→ **PROVIDED MATERIAL**:
◆ ◆ ◆ ◆

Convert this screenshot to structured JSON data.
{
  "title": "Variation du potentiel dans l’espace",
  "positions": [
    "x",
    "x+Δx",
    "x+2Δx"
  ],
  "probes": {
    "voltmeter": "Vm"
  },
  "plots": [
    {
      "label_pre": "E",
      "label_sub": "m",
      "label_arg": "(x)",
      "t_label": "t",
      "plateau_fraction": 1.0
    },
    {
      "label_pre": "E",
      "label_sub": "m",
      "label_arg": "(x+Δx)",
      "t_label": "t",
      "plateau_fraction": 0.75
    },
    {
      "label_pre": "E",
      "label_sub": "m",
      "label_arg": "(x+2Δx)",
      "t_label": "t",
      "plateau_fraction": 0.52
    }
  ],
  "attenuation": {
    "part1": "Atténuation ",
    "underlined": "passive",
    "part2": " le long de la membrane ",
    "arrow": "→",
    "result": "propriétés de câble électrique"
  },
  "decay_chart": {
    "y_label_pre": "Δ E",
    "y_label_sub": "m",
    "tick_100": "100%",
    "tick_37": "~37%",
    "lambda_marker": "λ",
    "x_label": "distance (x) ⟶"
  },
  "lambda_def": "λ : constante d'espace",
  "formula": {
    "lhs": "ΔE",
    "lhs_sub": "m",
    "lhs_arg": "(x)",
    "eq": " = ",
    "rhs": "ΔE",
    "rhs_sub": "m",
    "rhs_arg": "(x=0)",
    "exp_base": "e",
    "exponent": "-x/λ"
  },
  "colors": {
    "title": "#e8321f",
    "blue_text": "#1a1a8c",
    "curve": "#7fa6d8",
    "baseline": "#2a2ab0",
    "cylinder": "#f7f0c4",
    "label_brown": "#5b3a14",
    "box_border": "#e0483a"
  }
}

◆ ◆ ◆ ◆

→ **WHAT IS NEEDED**: Each entry above is to be printed again exactly.

→ **REPLY**:
Convert this screenshot to structured JSON data.
{
  "title": "Variation du potentiel dans l’espace",
  "positions": [
    "x",
    "x+Δx",
    "x+2Δx"
  ],
  "probes": {
    "voltmeter": "Vm"
  },
  "plots": [
    {
      "label_pre": "E",
      "label_sub": "m",
      "label_arg": "(x)",
      "t_label": "t",
      "plateau_fraction": 1.0
    },
    {
      "label_pre": "E",
      "label_sub": "m",
      "label_arg": "(x+Δx)",
      "t_label": "t",
      "plateau_fraction": 0.75
    },
    {
      "label_pre": "E",
      "label_sub": "m",
      "label_arg": "(x+2Δx)",
      "t_label": "t",
      "plateau_fraction": 0.52
    }
  ],
  "attenuation": {
    "part1": "Atténuation ",
    "underlined": "passive",
    "part2": " le long de la membrane ",
    "arrow": "→",
    "result": "propriétés de câble électrique"
  },
  "decay_chart": {
    "y_label_pre": "Δ E",
    "y_label_sub": "m",
    "tick_100": "100%",
    "tick_37": "~37%",
    "lambda_marker": "λ",
    "x_label": "distance (x) ⟶"
  },
  "lambda_def": "λ : constante d'espace",
  "formula": {
    "lhs": "ΔE",
    "lhs_sub": "m",
    "lhs_arg": "(x)",
    "eq": " = ",
    "rhs": "ΔE",
    "rhs_sub": "m",
    "rhs_arg": "(x=0)",
    "exp_base": "e",
    "exponent": "-x/λ"
  },
  "colors": {
    "title": "#e8321f",
    "blue_text": "#1a1a8c",
    "curve": "#7fa6d8",
    "baseline": "#2a2ab0",
    "cylinder": "#f7f0c4",
    "label_brown": "#5b3a14",
    "box_border": "#e0483a"
  }
}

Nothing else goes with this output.